[Dataset items]
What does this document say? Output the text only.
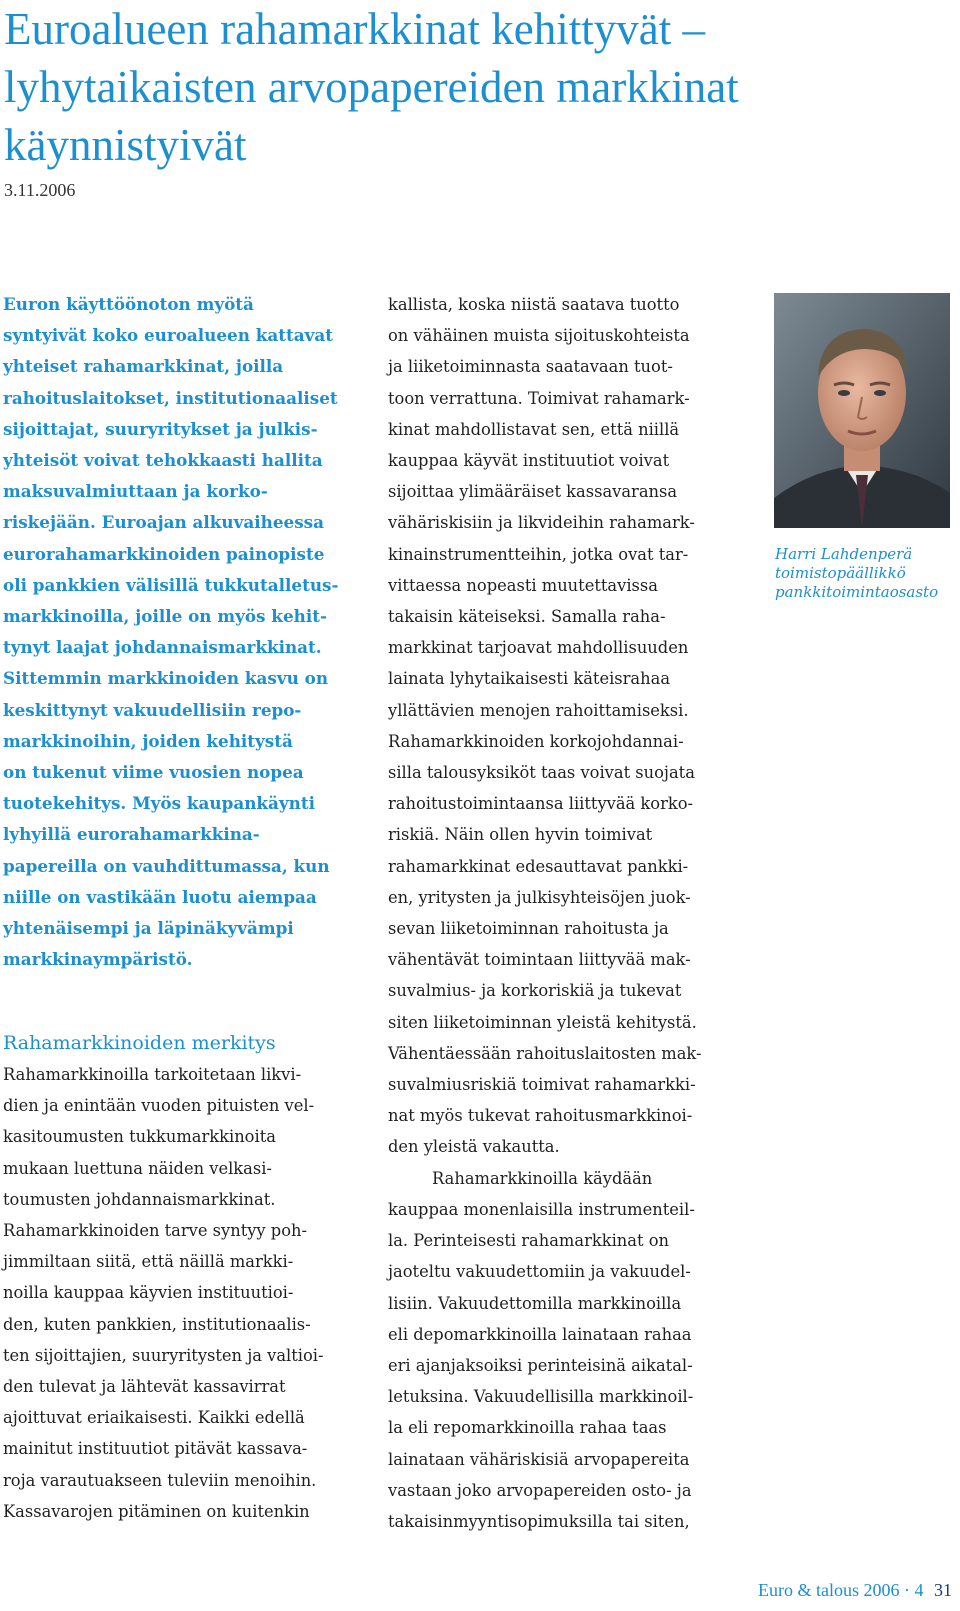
Euroalueen rahamarkkinat kehittyvät –
lyhytaikaisten arvopapereiden markkinat
käynnistyivät
3.11.2006
Euron käyttöönoton myötä
syntyivät koko euroalueen kattavat
yhteiset rahamarkkinat, joilla
rahoituslaitokset, institutionaaliset
sijoittajat, suuryritykset ja julkis-
yhteisöt voivat tehokkaasti hallita
maksuvalmiuttaan ja korko-
riskejään. Euroajan alkuvaiheessa
eurorahamarkkinoiden painopiste
oli pankkien välisillä tukkutalletus-
markkinoilla, joille on myös kehit-
tynyt laajat johdannaismarkkinat.
Sittemmin markkinoiden kasvu on
keskittynyt vakuudellisiin repo-
markkinoihin, joiden kehitystä
on tukenut viime vuosien nopea
tuotekehitys. Myös kaupankäynti
lyhyillä eurorahamarkkina-
papereilla on vauhdittumassa, kun
niille on vastikään luotu aiempaa
yhtenäisempi ja läpinäkyvämpi
markkinaympäristö.
Rahamarkkinoiden merkitys
Rahamarkkinoilla tarkoitetaan likvi-
dien ja enintään vuoden pituisten vel-
kasitoumusten tukkumarkkinoita
mukaan luettuna näiden velkasi-
toumusten johdannaismarkkinat.
Rahamarkkinoiden tarve syntyy poh-
jimmiltaan siitä, että näillä markki-
noilla kauppaa käyvien instituutioi-
den, kuten pankkien, institutionaalis-
ten sijoittajien, suuryritysten ja valtioi-
den tulevat ja lähtevät kassavirrat
ajoittuvat eriaikaisesti. Kaikki edellä
mainitut instituutiot pitävät kassava-
roja varautuakseen tuleviin menoihin.
Kassavarojen pitäminen on kuitenkin
kallista, koska niistä saatava tuotto
on vähäinen muista sijoituskohteista
ja liiketoiminnasta saatavaan tuot-
toon verrattuna. Toimivat rahamark-
kinat mahdollistavat sen, että niillä
kauppaa käyvät instituutiot voivat
sijoittaa ylimääräiset kassavaransa
vähäriskisiin ja likvideihin rahamark-
kinainstrumentteihin, jotka ovat tar-
vittaessa nopeasti muutettavissa
takaisin käteiseksi. Samalla raha-
markkinat tarjoavat mahdollisuuden
lainata lyhytaikaisesti käteisrahaa
yllättävien menojen rahoittamiseksi.
Rahamarkkinoiden korkojohdannai-
silla talousyksiköt taas voivat suojata
rahoitustoimintaansa liittyvää korko-
riskiä. Näin ollen hyvin toimivat
rahamarkkinat edesauttavat pankki-
en, yritysten ja julkisyhteisöjen juok-
sevan liiketoiminnan rahoitusta ja
vähentävät toimintaan liittyvää mak-
suvalmius- ja korkoriskiä ja tukevat
siten liiketoiminnan yleistä kehitystä.
Vähentäessään rahoituslaitosten mak-
suvalmiusriskiä toimivat rahamarkki-
nat myös tukevat rahoitusmarkkinoi-
den yleistä vakautta.
Rahamarkkinoilla käydään
kauppaa monenlaisilla instrumenteil-
la. Perinteisesti rahamarkkinat on
jaoteltu vakuudettomiin ja vakuudel-
lisiin. Vakuudettomilla markkinoilla
eli depomarkkinoilla lainataan rahaa
eri ajanjaksoiksi perinteisinä aikatal-
letuksina. Vakuudellisilla markkinoil-
la eli repomarkkinoilla rahaa taas
lainataan vähäriskisiä arvopapereita
vastaan joko arvopapereiden osto- ja
takaisinmyyntisopimuksilla tai siten,
Harri Lahdenperä
toimistopäällikkö
pankkitoimintaosasto
Euro & talous 2006 · 4 31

» Description of the task
Every line containing the string "taas" must be listed.

» The reply
silla talousyksiköt taas voivat suojata
la eli repomarkkinoilla rahaa taas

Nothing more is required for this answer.